## WORK TO BE COMPLETED
Note each line where "宇宙的深度思考" appears, and copy it.
Start EXCERPTED DATA
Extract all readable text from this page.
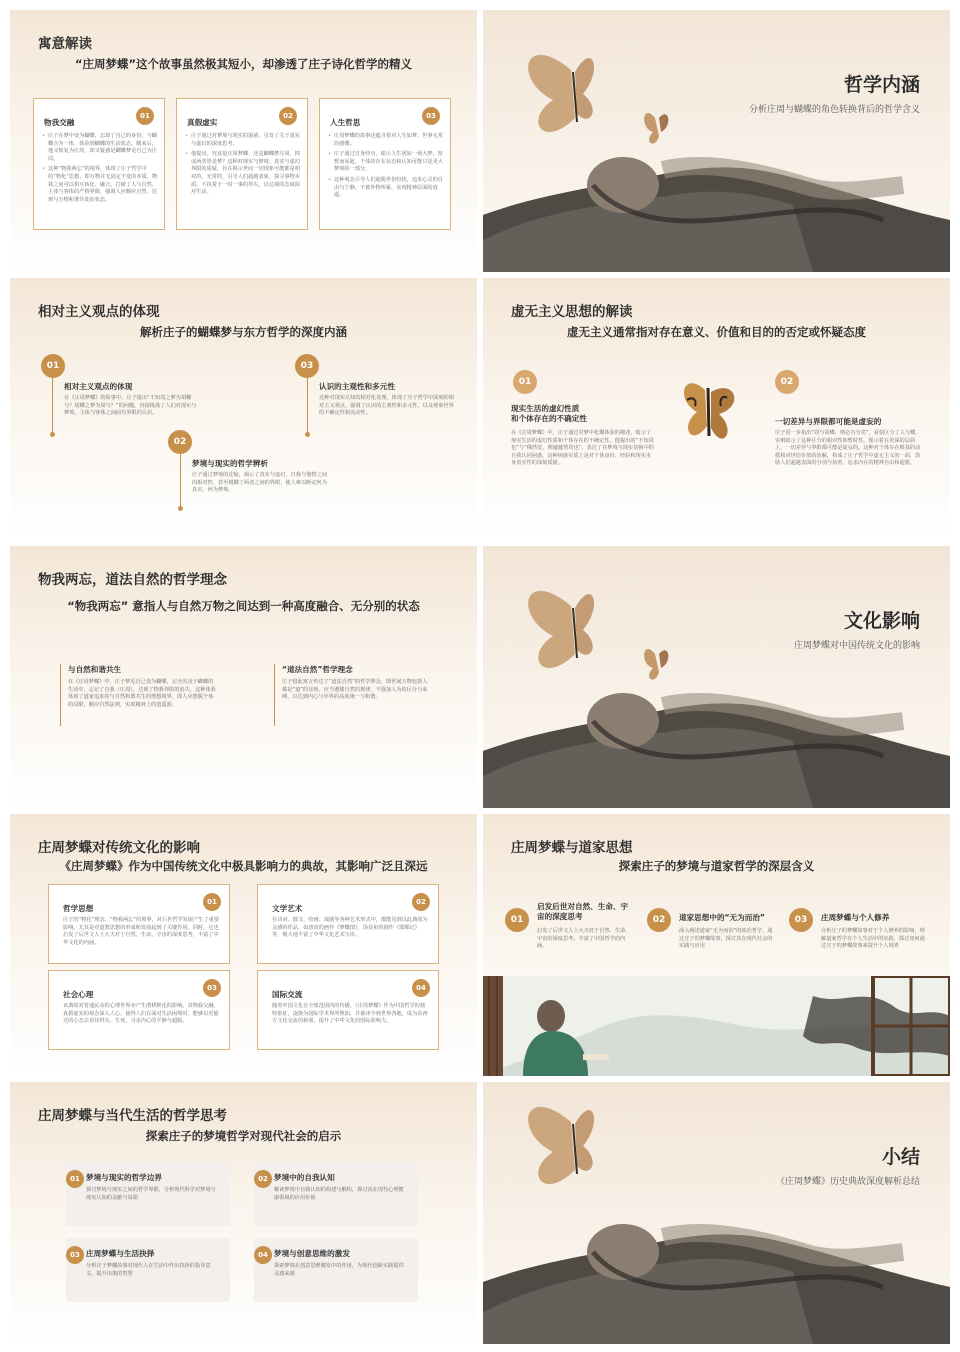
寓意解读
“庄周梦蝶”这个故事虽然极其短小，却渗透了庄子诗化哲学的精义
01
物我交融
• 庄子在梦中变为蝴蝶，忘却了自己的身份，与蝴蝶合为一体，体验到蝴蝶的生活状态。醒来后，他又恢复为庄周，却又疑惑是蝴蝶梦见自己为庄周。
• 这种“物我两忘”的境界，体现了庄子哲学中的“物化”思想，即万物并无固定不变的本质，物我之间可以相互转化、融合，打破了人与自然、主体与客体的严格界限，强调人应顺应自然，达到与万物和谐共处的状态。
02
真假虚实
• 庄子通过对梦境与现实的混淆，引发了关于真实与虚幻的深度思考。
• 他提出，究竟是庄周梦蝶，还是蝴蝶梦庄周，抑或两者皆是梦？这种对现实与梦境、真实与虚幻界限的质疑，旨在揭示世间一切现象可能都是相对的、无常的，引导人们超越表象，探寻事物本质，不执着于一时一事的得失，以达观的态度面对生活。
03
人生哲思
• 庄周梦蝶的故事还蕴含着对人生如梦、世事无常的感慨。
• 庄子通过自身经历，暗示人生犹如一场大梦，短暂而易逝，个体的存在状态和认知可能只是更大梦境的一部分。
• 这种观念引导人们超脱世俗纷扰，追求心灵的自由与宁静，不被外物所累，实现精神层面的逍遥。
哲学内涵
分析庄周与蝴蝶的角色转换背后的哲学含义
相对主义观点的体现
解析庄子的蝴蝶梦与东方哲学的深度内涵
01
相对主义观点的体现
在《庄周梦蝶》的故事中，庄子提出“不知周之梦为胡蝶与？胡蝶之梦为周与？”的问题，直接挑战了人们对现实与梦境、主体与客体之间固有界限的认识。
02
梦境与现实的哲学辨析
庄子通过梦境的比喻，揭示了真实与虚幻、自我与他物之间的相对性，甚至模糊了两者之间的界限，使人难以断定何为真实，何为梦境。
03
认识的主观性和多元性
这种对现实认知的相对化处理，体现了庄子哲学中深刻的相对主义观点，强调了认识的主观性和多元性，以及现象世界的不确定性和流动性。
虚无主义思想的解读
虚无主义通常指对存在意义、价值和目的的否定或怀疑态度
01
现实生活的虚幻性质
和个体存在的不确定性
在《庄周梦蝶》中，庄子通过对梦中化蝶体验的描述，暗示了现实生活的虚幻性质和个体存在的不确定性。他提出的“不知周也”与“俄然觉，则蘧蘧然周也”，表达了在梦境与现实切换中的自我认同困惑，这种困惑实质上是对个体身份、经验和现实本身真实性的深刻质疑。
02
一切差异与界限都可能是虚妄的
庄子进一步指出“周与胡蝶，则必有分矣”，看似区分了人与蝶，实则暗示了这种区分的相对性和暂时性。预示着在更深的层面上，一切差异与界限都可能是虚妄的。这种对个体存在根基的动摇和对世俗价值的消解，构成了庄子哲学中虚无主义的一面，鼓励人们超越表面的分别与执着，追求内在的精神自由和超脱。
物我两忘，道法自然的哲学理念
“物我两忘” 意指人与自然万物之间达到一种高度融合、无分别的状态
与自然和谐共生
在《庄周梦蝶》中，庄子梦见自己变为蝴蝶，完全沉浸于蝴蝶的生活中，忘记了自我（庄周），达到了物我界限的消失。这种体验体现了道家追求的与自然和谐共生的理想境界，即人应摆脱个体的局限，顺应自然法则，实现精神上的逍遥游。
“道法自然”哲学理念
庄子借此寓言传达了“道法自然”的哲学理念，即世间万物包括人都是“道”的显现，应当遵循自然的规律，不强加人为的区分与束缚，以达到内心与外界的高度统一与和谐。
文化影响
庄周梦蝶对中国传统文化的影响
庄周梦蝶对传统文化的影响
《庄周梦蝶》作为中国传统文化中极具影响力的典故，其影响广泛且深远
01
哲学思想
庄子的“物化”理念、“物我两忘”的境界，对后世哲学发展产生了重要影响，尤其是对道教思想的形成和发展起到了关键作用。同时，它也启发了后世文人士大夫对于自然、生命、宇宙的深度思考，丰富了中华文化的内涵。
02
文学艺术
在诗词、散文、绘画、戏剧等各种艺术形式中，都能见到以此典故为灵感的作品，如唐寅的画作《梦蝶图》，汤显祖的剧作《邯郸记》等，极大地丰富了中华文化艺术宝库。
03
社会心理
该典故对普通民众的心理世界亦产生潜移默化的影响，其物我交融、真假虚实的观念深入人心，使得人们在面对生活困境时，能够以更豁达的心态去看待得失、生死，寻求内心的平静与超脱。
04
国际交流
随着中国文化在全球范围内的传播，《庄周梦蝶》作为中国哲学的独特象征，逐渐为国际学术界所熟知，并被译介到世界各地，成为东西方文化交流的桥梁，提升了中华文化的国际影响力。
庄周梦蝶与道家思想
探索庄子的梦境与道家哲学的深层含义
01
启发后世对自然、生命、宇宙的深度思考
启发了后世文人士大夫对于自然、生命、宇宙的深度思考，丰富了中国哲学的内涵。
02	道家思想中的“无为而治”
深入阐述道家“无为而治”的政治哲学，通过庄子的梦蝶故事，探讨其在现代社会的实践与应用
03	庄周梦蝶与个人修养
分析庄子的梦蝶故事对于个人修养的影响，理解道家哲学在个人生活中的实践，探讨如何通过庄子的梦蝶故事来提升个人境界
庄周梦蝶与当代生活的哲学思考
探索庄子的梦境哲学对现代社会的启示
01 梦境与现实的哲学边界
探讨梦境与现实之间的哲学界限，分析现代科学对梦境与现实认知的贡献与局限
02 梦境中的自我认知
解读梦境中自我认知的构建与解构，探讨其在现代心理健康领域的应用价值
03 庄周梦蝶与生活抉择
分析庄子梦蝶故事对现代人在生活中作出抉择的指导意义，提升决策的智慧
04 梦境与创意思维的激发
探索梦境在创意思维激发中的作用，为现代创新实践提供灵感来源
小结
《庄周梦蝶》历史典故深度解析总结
End EXCERPTED DATA
Start EXCERPTED DATA
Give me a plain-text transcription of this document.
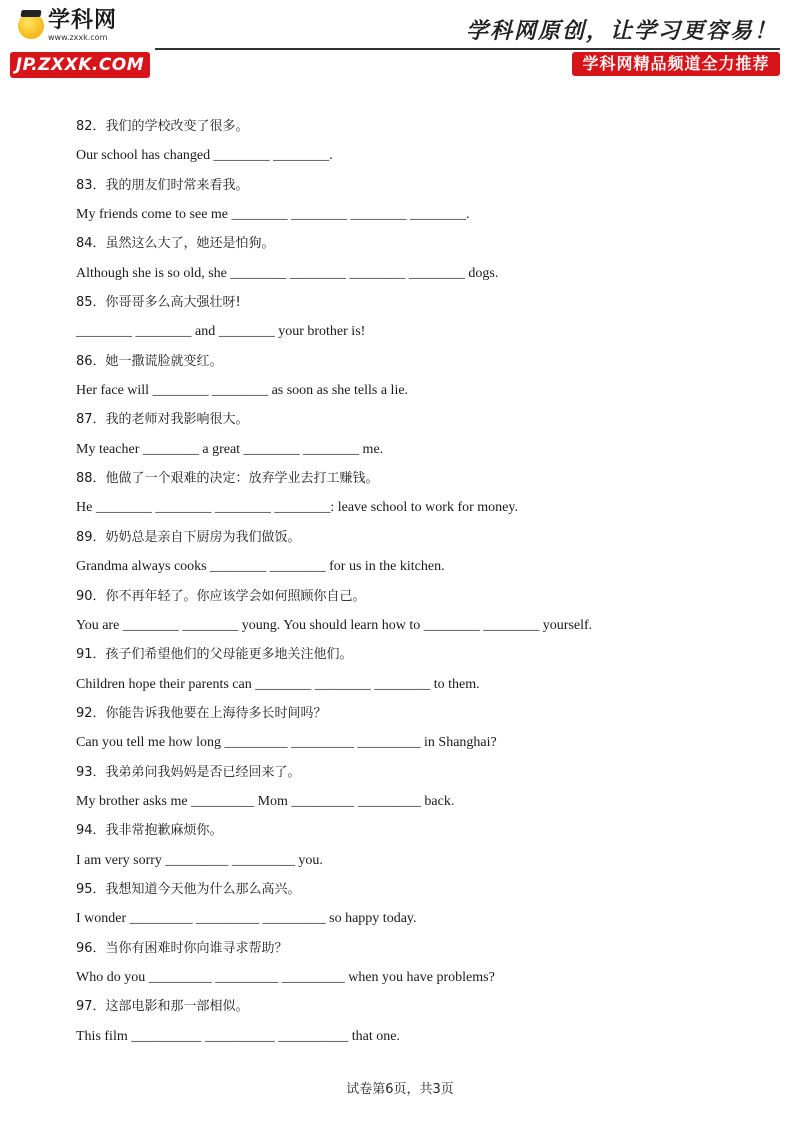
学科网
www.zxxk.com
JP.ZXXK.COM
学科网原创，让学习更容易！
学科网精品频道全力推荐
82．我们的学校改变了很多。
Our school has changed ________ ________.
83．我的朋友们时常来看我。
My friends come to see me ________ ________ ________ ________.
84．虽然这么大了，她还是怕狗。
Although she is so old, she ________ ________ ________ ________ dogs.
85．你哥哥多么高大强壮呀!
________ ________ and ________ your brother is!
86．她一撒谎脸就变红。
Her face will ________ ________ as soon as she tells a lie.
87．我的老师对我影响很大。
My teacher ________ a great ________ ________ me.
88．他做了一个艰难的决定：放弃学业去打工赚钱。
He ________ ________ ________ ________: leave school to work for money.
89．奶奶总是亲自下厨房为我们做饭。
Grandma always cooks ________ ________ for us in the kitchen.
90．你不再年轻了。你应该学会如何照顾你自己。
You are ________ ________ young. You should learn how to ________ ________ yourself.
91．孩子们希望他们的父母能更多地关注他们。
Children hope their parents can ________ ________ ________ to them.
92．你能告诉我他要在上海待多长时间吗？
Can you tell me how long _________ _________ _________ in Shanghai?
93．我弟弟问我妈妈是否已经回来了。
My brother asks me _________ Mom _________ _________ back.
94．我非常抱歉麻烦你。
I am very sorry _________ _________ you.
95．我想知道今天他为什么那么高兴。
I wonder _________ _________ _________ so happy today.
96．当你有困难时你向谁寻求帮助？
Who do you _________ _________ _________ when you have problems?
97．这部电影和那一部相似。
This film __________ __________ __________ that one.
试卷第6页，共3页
End EXCERPTED DATA
## SOLVED PROBLEM
庄子的“物化”理念、“物我两忘”的境界，对后世哲学发展产生了重要影响，尤其是对道教思想的形成和发展起到了关键作用。同时，它也启发了后世文人士大夫对于自然、生命、宇宙的深度思考，丰富了中华文化的内涵。
启发后世对自然、生命、宇宙的深度思考
启发了后世文人士大夫对于自然、生命、宇宙的深度思考，丰富了中国哲学的内涵。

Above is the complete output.